* _Work to be completed_
Where the string "production" occurs in the material below, report the whole line.

* _Record excerpts_
»»
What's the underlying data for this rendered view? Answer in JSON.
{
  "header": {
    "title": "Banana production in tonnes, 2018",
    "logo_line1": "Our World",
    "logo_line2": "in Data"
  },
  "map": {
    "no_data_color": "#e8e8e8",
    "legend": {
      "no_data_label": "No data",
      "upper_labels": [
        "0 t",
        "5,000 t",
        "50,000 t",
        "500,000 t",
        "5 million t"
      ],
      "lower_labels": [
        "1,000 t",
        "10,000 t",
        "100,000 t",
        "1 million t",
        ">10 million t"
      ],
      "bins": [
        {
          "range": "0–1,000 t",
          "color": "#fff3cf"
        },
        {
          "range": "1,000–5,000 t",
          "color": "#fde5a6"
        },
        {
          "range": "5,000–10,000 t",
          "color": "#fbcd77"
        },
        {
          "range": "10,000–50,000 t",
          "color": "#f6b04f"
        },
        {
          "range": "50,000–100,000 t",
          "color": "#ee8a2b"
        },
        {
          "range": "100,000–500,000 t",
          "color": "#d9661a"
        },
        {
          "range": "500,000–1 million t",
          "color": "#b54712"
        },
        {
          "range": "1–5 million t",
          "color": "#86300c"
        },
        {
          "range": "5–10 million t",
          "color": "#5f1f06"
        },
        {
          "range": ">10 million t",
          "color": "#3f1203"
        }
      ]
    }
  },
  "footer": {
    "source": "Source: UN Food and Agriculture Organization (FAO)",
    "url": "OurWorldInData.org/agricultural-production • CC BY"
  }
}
««
* _Exercise solution_
    "title": "Banana production in tonnes, 2018",
    "url": "OurWorldInData.org/agricultural-production • CC BY"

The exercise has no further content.